------ PASSAGE SHOWN ------

However, I've had time here to experiment with using other materials and surfaces that I hadn't previously considered, and this has definitely been helpful. I was already planning to work on an exclusively fibre based piece, and then weather this naturally when
I got home, and I now feel really excited to get onto this. I don't know why it never previously occurred to me to bring together the weathering process with a fibre piece, and I'm sure this will be interesting as I have no idea what to expect from that. I've been doing a lot of embroidery recently, in sketchbooks as well as on canvas, so I'm really into that at the moment.
I feel that this experience has been hugely beneficial for me, as I am coming away with a lot of ideas and plans, as well as a body of work. I've gained exactly what I wanted to from this residency, and I'm keen to take part in further residencies in the future. Perhaps I will even find myself returning to Nes at some stage!
When I initially applied for a few residencies I was mainly interesting in visiting a completely different environment, any environment, in order to develop the weathering work. But I really think things worked out excellently, as not only is the Icelandic coast completely different to anything I'm used to, but it has been so extreme and unpredictable, and greatly benefited my work. I think this really was the perfect place to bring the work and develop in further. I'm unsure whether I will carry on working with natural weathering once I get home, aside from the planned fibre piece, as the results will definitely not compare to what has happened here. However, if I do decide to do that I have some clear ideas now on how to make the process more effective.
I've absolutely loved having a period of time to concentrate purely on my work without other distractions, in particular having a day job that takes away so much of my time and energy. It obviously will not be the same once I am back in London, but I have some ideas on how to use my time more effectively when it comes to art. This has been a very significant experience for me and my career, and I'm so grateful that I was given this opportunity, I think it was exactly what I needed. I'm sad that the experience is nearly over and that I'll soon be home and back to reality, but I am looking forward to the future.

Wednesday, 18 September 2013

Two more finished pieces and an exhibition!

------ ENTRIES SUPPLIED ------

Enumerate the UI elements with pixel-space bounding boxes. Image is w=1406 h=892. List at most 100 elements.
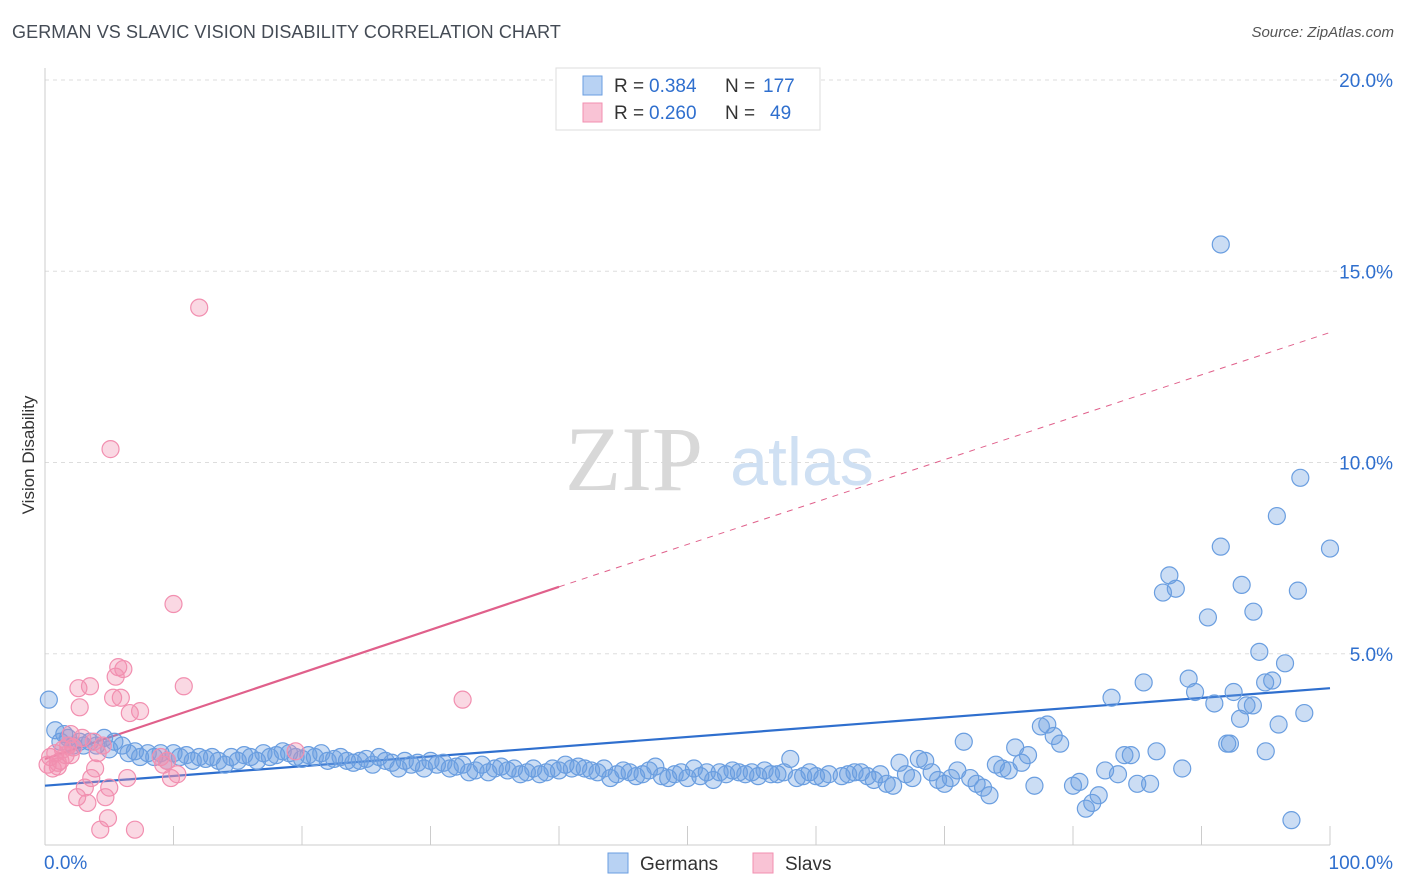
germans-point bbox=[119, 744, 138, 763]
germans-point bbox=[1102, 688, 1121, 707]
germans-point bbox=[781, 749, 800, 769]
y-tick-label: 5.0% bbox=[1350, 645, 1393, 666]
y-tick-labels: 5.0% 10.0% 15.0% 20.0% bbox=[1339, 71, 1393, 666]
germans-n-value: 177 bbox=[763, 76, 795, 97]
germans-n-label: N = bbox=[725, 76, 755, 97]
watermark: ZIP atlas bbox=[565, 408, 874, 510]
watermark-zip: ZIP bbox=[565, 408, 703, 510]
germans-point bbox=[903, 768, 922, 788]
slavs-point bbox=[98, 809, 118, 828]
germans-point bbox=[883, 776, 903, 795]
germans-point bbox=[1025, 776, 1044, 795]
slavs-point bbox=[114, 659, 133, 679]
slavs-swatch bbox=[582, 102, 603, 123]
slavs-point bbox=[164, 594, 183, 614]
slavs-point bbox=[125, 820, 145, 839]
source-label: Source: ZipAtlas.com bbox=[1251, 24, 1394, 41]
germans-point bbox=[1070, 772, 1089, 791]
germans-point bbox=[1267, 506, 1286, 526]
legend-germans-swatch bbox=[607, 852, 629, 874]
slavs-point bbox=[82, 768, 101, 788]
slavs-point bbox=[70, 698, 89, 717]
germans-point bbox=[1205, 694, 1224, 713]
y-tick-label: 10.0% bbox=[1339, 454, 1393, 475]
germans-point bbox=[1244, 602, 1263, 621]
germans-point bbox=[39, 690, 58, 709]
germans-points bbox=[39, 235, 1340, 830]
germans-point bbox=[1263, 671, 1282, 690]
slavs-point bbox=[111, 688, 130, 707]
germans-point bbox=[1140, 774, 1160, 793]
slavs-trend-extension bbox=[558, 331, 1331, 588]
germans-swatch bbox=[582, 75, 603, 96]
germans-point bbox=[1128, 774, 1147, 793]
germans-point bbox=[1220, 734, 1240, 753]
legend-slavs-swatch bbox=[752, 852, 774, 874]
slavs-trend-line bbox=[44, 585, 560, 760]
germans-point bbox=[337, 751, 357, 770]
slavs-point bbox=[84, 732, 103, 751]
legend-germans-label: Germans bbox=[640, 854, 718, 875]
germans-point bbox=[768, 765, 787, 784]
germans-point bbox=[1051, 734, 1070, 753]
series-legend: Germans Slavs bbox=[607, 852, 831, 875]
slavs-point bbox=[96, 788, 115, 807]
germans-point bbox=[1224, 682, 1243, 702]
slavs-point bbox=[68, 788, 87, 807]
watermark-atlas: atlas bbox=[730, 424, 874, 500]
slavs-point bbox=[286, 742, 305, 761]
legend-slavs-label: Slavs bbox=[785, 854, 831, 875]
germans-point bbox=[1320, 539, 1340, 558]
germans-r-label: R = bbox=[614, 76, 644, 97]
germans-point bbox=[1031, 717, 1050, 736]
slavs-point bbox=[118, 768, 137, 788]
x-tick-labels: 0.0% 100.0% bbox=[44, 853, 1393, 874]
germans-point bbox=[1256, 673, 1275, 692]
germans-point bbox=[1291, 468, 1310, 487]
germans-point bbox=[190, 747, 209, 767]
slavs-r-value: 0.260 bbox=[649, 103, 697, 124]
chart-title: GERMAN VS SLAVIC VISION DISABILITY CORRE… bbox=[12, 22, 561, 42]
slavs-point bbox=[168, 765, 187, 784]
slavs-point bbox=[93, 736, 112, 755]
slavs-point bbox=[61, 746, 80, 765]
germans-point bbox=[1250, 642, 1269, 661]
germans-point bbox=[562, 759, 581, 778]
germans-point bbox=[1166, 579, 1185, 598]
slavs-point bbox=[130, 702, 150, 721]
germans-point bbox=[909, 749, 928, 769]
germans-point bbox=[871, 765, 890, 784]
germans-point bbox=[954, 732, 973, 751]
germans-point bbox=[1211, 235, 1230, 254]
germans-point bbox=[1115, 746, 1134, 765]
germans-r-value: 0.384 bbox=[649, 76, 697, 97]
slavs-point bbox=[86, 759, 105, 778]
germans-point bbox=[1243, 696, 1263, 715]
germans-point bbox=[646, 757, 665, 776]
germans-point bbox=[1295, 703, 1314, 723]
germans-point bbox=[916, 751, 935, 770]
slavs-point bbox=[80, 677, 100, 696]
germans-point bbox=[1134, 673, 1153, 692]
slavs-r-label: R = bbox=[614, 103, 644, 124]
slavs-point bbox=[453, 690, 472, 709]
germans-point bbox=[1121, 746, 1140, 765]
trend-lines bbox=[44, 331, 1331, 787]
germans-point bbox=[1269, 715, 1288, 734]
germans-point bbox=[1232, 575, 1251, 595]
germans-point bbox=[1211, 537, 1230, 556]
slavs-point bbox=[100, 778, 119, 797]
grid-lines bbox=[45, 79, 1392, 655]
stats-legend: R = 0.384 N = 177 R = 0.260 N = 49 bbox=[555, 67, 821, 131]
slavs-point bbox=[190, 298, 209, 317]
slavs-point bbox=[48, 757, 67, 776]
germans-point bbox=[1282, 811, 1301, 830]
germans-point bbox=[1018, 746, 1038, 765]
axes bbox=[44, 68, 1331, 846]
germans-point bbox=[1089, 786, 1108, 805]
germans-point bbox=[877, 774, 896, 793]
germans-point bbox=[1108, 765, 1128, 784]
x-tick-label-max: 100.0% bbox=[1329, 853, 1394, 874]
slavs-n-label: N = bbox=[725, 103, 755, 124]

------

**BRIEF A:** According to the residency blog entry, which city will the writer soon be back in?
**BRIEF B:** From the residency blog entry, return the part that opens with the words containing "I've absolutely loved" and closes with "to the future.".
Rely on the residency blog entry alone.

**PROBLEM SOLUTION A:** London.

**PROBLEM SOLUTION B:**
I've absolutely loved having a period of time to concentrate purely on my work without other distractions, in particular having a day job that takes away so much of my time and energy. It obviously will not be the same once I am back in London, but I have some ideas on how to use my time more effectively when it comes to art. This has been a very significant experience for me and my career, and I'm so grateful that I was given this opportunity, I think it was exactly what I needed. I'm sad that the experience is nearly over and that I'll soon be home and back to reality, but I am looking forward to the future.